> **Given exercise**:
Answer these from the passage on military justice changes in the defense bill:
1. Which offenses does the passage list as examples of "covered offenses"?
2. What word does the passage give in parentheses for initiating criminal charges?
3. When does the decision whether to prefer and refer charges to trial take place?

> **Source excerpt**:
With congressional leadership urging quick passage of the current House version of the National Defense Authorization Act with no further amendments, changes to the military justice system contained in the bill will likely become law. Although Senator Kirsten Gillibrand and other reform advocates have expressed severe dissatisfaction with the final outcome, the measures projected to be adopted by Congress represent a fair and practical compromise on a number of issues.
The most significant of these, of course, is authority to initiate (“prefer”) criminal charges for covered offenses and refer those offenses to court-martial. While Sen. Gillibrand continues to advocate for transferring this authority from commanders to military lawyers for most felony offenses, the change required in the NDAA is limited to “covered offenses” such as sexual assault, stalking, murder, and manslaughter.
Sen. Gillibrand has warned against this more limited scope of offenses, asserting that it would create “pink courts” that would “marginalize” female service members and make a “mockery of the entire criminal justice system.” Aside from the offensiveness of deliberately selecting gendered language to condemn a reform measure with which she disagrees, this inflammatory description by Sen. Gillibrand represents a fundamental mischaracterization of the military justice system.
The decision whether to prefer and then to refer criminal charges to trial happens before the court-martial is convened. Actual court proceedings for “covered offenses” will be indistinguishable from those for non-covered offenses, regardless of whether commanders or lawyers make preferral and referral decisions. Raising the specter of “pink” courts, then, is as misinformed as it is offensive.
Although several civilian attorneys general and a small group of well-connected military justice experts have called for most felonies to be included in the change, many former senior military lawyers and current senior leaders share the opinion that commanders should retain authority for decisions affecting good order and discipline. For years, Sen. Gillibrand has claimed that court-martial decisions must be made by lawyers instead of commanders because removing the supposed inherent bias of commanders would result in “more convictions and more perpetrators going to jail” and that “you need that rate to be much higher to change the culture” of the military.

> **Information provided**:
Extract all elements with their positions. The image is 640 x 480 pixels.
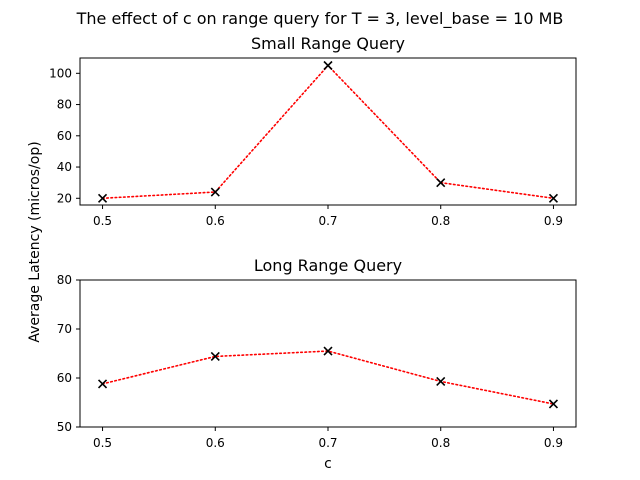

> **Expected answer**:
1. Sexual assault, stalking, murder, and manslaughter.
2. "Prefer."
3. Before the court-martial is convened.